• _Record extracts_
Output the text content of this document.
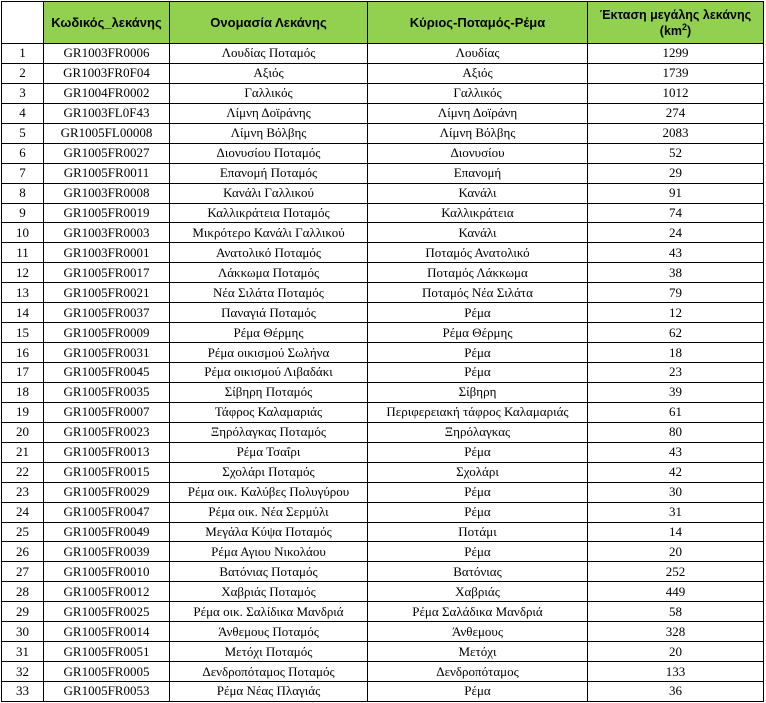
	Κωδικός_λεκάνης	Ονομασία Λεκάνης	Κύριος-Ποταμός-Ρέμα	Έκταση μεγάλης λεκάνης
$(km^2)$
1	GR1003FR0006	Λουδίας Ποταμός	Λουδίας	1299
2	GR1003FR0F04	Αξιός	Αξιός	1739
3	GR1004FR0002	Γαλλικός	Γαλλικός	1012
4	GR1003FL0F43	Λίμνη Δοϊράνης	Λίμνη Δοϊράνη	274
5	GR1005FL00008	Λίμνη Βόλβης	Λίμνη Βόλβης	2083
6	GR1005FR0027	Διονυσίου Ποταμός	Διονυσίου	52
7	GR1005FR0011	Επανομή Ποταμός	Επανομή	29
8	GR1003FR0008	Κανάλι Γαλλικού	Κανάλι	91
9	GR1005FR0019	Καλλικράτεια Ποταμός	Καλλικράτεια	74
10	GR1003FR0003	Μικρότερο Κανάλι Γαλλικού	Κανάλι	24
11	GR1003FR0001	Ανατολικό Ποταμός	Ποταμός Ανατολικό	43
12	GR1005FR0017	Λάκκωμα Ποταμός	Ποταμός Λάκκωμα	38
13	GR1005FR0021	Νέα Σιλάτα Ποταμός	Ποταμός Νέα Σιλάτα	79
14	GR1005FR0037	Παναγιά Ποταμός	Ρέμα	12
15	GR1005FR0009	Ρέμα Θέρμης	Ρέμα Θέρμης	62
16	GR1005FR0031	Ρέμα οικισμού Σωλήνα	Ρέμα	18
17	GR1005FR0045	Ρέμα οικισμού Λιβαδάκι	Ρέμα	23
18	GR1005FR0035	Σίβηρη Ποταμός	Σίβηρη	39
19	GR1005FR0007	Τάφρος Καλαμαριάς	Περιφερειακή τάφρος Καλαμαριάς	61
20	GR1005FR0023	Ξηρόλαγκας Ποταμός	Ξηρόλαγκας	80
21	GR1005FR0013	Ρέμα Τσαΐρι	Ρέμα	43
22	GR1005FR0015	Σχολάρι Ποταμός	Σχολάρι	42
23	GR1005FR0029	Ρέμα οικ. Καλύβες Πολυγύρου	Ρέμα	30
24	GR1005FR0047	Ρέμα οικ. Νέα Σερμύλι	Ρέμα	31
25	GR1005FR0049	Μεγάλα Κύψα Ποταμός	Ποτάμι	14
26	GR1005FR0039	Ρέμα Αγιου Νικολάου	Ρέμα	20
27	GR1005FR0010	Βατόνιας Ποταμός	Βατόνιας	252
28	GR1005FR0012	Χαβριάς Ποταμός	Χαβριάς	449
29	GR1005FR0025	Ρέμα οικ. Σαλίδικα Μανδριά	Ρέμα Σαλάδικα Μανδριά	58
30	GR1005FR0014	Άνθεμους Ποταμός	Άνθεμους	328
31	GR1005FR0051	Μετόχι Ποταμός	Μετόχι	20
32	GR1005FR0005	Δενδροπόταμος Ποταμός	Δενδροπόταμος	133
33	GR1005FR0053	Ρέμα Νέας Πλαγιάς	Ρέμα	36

• _Do this_
Write out the records above exactly as they stand, leaving out every picture.

• _Final result_
Output the text content of this document.
	Κωδικός_λεκάνης	Ονομασία Λεκάνης	Κύριος-Ποταμός-Ρέμα	Έκταση μεγάλης λεκάνης
$(km^2)$
1	GR1003FR0006	Λουδίας Ποταμός	Λουδίας	1299
2	GR1003FR0F04	Αξιός	Αξιός	1739
3	GR1004FR0002	Γαλλικός	Γαλλικός	1012
4	GR1003FL0F43	Λίμνη Δοϊράνης	Λίμνη Δοϊράνη	274
5	GR1005FL00008	Λίμνη Βόλβης	Λίμνη Βόλβης	2083
6	GR1005FR0027	Διονυσίου Ποταμός	Διονυσίου	52
7	GR1005FR0011	Επανομή Ποταμός	Επανομή	29
8	GR1003FR0008	Κανάλι Γαλλικού	Κανάλι	91
9	GR1005FR0019	Καλλικράτεια Ποταμός	Καλλικράτεια	74
10	GR1003FR0003	Μικρότερο Κανάλι Γαλλικού	Κανάλι	24
11	GR1003FR0001	Ανατολικό Ποταμός	Ποταμός Ανατολικό	43
12	GR1005FR0017	Λάκκωμα Ποταμός	Ποταμός Λάκκωμα	38
13	GR1005FR0021	Νέα Σιλάτα Ποταμός	Ποταμός Νέα Σιλάτα	79
14	GR1005FR0037	Παναγιά Ποταμός	Ρέμα	12
15	GR1005FR0009	Ρέμα Θέρμης	Ρέμα Θέρμης	62
16	GR1005FR0031	Ρέμα οικισμού Σωλήνα	Ρέμα	18
17	GR1005FR0045	Ρέμα οικισμού Λιβαδάκι	Ρέμα	23
18	GR1005FR0035	Σίβηρη Ποταμός	Σίβηρη	39
19	GR1005FR0007	Τάφρος Καλαμαριάς	Περιφερειακή τάφρος Καλαμαριάς	61
20	GR1005FR0023	Ξηρόλαγκας Ποταμός	Ξηρόλαγκας	80
21	GR1005FR0013	Ρέμα Τσαΐρι	Ρέμα	43
22	GR1005FR0015	Σχολάρι Ποταμός	Σχολάρι	42
23	GR1005FR0029	Ρέμα οικ. Καλύβες Πολυγύρου	Ρέμα	30
24	GR1005FR0047	Ρέμα οικ. Νέα Σερμύλι	Ρέμα	31
25	GR1005FR0049	Μεγάλα Κύψα Ποταμός	Ποτάμι	14
26	GR1005FR0039	Ρέμα Αγιου Νικολάου	Ρέμα	20
27	GR1005FR0010	Βατόνιας Ποταμός	Βατόνιας	252
28	GR1005FR0012	Χαβριάς Ποταμός	Χαβριάς	449
29	GR1005FR0025	Ρέμα οικ. Σαλίδικα Μανδριά	Ρέμα Σαλάδικα Μανδριά	58
30	GR1005FR0014	Άνθεμους Ποταμός	Άνθεμους	328
31	GR1005FR0051	Μετόχι Ποταμός	Μετόχι	20
32	GR1005FR0005	Δενδροπόταμος Ποταμός	Δενδροπόταμος	133
33	GR1005FR0053	Ρέμα Νέας Πλαγιάς	Ρέμα	36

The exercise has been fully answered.